- [GIVEN EXERCISE]:
Rewrite the rows below, putting "grip-icon" wherever "drag-handle-icon" appears and leaving everything else unchanged.
[start of PROVIDED RECORDS]
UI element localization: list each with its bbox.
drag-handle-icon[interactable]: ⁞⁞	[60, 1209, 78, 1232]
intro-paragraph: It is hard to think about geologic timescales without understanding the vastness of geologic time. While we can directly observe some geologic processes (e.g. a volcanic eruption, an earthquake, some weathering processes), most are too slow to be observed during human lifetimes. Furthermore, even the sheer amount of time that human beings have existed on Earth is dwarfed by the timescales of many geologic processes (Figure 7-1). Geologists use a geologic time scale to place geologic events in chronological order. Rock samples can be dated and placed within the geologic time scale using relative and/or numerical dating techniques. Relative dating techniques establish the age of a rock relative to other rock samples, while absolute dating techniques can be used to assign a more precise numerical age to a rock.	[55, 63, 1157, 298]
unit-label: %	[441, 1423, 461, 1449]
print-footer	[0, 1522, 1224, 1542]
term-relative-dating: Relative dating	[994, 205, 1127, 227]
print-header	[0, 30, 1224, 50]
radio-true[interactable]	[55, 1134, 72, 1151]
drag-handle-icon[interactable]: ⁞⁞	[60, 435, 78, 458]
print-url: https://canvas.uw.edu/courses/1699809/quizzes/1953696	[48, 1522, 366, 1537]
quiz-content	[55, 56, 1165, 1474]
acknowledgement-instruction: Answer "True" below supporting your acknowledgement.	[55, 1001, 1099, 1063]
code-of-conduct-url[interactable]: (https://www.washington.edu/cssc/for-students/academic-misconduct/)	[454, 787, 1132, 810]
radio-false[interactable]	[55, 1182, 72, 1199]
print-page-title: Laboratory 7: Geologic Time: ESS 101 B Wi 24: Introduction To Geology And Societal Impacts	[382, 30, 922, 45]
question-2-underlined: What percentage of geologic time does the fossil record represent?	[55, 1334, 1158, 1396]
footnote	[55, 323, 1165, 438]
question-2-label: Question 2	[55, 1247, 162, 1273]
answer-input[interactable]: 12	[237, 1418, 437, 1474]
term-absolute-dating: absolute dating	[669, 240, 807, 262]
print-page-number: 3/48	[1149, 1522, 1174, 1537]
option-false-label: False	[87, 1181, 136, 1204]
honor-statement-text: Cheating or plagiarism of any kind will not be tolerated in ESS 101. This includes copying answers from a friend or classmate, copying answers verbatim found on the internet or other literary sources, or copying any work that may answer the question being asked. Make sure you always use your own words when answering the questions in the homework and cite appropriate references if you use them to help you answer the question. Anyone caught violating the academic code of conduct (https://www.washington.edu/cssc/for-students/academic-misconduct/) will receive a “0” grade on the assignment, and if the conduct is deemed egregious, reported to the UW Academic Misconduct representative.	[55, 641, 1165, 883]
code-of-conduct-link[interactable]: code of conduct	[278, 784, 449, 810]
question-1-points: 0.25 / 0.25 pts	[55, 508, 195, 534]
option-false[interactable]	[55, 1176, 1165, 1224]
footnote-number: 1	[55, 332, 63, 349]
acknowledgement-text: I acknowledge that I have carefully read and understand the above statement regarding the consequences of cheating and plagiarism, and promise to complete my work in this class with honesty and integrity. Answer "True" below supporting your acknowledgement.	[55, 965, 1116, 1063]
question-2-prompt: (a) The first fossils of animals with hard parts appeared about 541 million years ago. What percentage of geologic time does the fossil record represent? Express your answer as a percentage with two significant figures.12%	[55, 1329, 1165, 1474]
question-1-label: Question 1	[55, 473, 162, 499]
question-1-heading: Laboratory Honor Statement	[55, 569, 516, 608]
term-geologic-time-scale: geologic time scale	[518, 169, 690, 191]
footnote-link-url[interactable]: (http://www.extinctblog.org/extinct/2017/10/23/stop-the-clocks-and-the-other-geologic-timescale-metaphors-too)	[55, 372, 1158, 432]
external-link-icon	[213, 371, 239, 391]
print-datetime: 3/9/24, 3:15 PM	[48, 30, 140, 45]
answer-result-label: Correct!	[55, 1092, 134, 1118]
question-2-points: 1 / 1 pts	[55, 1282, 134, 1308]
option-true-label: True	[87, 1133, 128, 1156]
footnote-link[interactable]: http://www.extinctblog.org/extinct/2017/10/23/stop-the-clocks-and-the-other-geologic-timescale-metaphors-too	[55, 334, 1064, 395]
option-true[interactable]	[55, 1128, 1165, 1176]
[end of PROVIDED RECORDS]
- [RESPONSE]:
UI element localization: list each with its bbox.
grip-icon[interactable]: ⁞⁞	[60, 1209, 78, 1232]
intro-paragraph: It is hard to think about geologic timescales without understanding the vastness of geologic time. While we can directly observe some geologic processes (e.g. a volcanic eruption, an earthquake, some weathering processes), most are too slow to be observed during human lifetimes. Furthermore, even the sheer amount of time that human beings have existed on Earth is dwarfed by the timescales of many geologic processes (Figure 7-1). Geologists use a geologic time scale to place geologic events in chronological order. Rock samples can be dated and placed within the geologic time scale using relative and/or numerical dating techniques. Relative dating techniques establish the age of a rock relative to other rock samples, while absolute dating techniques can be used to assign a more precise numerical age to a rock.	[55, 63, 1157, 298]
unit-label: %	[441, 1423, 461, 1449]
print-footer	[0, 1522, 1224, 1542]
term-relative-dating: Relative dating	[994, 205, 1127, 227]
print-header	[0, 30, 1224, 50]
radio-true[interactable]	[55, 1134, 72, 1151]
grip-icon[interactable]: ⁞⁞	[60, 435, 78, 458]
print-url: https://canvas.uw.edu/courses/1699809/quizzes/1953696	[48, 1522, 366, 1537]
quiz-content	[55, 56, 1165, 1474]
acknowledgement-instruction: Answer "True" below supporting your acknowledgement.	[55, 1001, 1099, 1063]
code-of-conduct-url[interactable]: (https://www.washington.edu/cssc/for-students/academic-misconduct/)	[454, 787, 1132, 810]
radio-false[interactable]	[55, 1182, 72, 1199]
print-page-title: Laboratory 7: Geologic Time: ESS 101 B Wi 24: Introduction To Geology And Societal Impacts	[382, 30, 922, 45]
question-2-underlined: What percentage of geologic time does the fossil record represent?	[55, 1334, 1158, 1396]
footnote	[55, 323, 1165, 438]
question-2-label: Question 2	[55, 1247, 162, 1273]
answer-input[interactable]: 12	[237, 1418, 437, 1474]
term-absolute-dating: absolute dating	[669, 240, 807, 262]
print-page-number: 3/48	[1149, 1522, 1174, 1537]
option-false-label: False	[87, 1181, 136, 1204]
honor-statement-text: Cheating or plagiarism of any kind will not be tolerated in ESS 101. This includes copying answers from a friend or classmate, copying answers verbatim found on the internet or other literary sources, or copying any work that may answer the question being asked. Make sure you always use your own words when answering the questions in the homework and cite appropriate references if you use them to help you answer the question. Anyone caught violating the academic code of conduct (https://www.washington.edu/cssc/for-students/academic-misconduct/) will receive a “0” grade on the assignment, and if the conduct is deemed egregious, reported to the UW Academic Misconduct representative.	[55, 641, 1165, 883]
code-of-conduct-link[interactable]: code of conduct	[278, 784, 449, 810]
question-1-points: 0.25 / 0.25 pts	[55, 508, 195, 534]
option-false[interactable]	[55, 1176, 1165, 1224]
footnote-number: 1	[55, 332, 63, 349]
acknowledgement-text: I acknowledge that I have carefully read and understand the above statement regarding the consequences of cheating and plagiarism, and promise to complete my work in this class with honesty and integrity. Answer "True" below supporting your acknowledgement.	[55, 965, 1116, 1063]
question-2-prompt: (a) The first fossils of animals with hard parts appeared about 541 million years ago. What percentage of geologic time does the fossil record represent? Express your answer as a percentage with two significant figures.12%	[55, 1329, 1165, 1474]
question-1-label: Question 1	[55, 473, 162, 499]
question-1-heading: Laboratory Honor Statement	[55, 569, 516, 608]
term-geologic-time-scale: geologic time scale	[518, 169, 690, 191]
footnote-link-url[interactable]: (http://www.extinctblog.org/extinct/2017/10/23/stop-the-clocks-and-the-other-geologic-timescale-metaphors-too)	[55, 372, 1158, 432]
external-link-icon	[213, 371, 239, 391]
print-datetime: 3/9/24, 3:15 PM	[48, 30, 140, 45]
answer-result-label: Correct!	[55, 1092, 134, 1118]
question-2-points: 1 / 1 pts	[55, 1282, 134, 1308]
option-true-label: True	[87, 1133, 128, 1156]
footnote-link[interactable]: http://www.extinctblog.org/extinct/2017/10/23/stop-the-clocks-and-the-other-geologic-timescale-metaphors-too	[55, 334, 1064, 395]
option-true[interactable]	[55, 1128, 1165, 1176]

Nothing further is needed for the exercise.